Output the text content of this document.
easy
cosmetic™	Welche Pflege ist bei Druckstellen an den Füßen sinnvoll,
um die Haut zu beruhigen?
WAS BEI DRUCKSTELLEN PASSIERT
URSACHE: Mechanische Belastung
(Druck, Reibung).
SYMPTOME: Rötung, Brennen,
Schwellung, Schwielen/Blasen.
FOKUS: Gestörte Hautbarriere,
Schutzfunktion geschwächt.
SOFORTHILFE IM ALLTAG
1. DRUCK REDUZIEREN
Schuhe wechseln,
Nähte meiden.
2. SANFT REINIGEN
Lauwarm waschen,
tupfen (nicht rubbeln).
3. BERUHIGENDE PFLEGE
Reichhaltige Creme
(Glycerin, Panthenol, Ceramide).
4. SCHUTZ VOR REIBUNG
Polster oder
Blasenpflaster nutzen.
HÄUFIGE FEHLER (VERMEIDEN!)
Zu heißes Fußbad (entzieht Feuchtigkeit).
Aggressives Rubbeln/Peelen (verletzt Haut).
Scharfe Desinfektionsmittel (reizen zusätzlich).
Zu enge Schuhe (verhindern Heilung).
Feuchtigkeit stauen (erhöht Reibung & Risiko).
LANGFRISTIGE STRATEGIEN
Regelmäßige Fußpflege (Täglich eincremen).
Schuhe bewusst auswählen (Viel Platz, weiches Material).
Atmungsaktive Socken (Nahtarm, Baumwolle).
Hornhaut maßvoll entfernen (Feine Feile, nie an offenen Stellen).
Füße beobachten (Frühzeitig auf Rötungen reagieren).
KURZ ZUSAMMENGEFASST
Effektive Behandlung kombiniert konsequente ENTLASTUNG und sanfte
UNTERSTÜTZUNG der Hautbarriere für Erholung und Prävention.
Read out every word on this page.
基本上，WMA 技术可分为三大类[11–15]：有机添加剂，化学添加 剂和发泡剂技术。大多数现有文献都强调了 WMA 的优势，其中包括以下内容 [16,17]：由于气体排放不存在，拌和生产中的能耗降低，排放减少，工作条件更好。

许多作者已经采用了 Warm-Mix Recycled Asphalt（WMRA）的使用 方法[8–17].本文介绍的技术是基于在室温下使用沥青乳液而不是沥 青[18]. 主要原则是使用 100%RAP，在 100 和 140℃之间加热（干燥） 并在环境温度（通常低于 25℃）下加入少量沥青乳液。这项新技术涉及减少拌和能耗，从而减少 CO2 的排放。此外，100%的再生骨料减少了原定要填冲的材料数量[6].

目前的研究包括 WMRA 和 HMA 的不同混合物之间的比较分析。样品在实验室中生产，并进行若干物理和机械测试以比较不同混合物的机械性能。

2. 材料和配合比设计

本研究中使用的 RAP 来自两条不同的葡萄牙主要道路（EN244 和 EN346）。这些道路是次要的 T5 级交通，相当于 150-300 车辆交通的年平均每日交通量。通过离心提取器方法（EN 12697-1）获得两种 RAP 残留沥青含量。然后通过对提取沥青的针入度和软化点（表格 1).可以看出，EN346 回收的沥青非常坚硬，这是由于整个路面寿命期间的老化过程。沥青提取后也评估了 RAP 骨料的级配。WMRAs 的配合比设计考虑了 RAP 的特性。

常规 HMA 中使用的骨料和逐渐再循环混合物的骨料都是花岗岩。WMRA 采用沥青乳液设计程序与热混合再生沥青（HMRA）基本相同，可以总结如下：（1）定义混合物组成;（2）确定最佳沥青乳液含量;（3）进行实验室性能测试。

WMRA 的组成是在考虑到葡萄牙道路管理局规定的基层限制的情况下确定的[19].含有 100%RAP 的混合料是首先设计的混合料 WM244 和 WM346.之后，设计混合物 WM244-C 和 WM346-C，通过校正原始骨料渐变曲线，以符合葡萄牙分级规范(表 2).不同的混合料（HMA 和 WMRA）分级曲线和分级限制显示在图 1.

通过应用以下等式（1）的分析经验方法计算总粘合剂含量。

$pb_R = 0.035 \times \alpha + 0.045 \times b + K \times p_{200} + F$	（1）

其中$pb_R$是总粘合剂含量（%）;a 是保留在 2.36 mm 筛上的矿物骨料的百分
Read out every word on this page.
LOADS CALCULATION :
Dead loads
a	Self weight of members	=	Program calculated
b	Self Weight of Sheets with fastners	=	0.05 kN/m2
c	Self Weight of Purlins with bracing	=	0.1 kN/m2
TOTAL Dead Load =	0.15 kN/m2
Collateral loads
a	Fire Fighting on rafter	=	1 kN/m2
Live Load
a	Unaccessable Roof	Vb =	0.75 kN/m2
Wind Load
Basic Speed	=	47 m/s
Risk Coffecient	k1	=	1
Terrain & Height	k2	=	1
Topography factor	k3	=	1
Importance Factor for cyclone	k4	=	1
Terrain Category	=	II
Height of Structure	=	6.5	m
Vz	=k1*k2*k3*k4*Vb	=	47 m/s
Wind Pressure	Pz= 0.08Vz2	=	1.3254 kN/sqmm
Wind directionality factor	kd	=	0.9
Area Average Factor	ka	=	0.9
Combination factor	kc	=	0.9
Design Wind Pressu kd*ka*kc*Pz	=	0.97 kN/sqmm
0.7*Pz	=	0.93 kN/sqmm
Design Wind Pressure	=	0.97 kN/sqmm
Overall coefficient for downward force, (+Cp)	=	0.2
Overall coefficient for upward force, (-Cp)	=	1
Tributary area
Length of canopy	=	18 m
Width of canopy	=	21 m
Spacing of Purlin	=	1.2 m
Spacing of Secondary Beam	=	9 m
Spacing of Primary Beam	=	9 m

^^^^^^^^^^^^^^^^

What the task requires: Copy out every line from the records that has the word "Schuhe".

Response:
Schuhe wechseln,
Zu enge Schuhe (verhindern Heilung).
Schuhe bewusst auswählen (Viel Platz, weiches Material).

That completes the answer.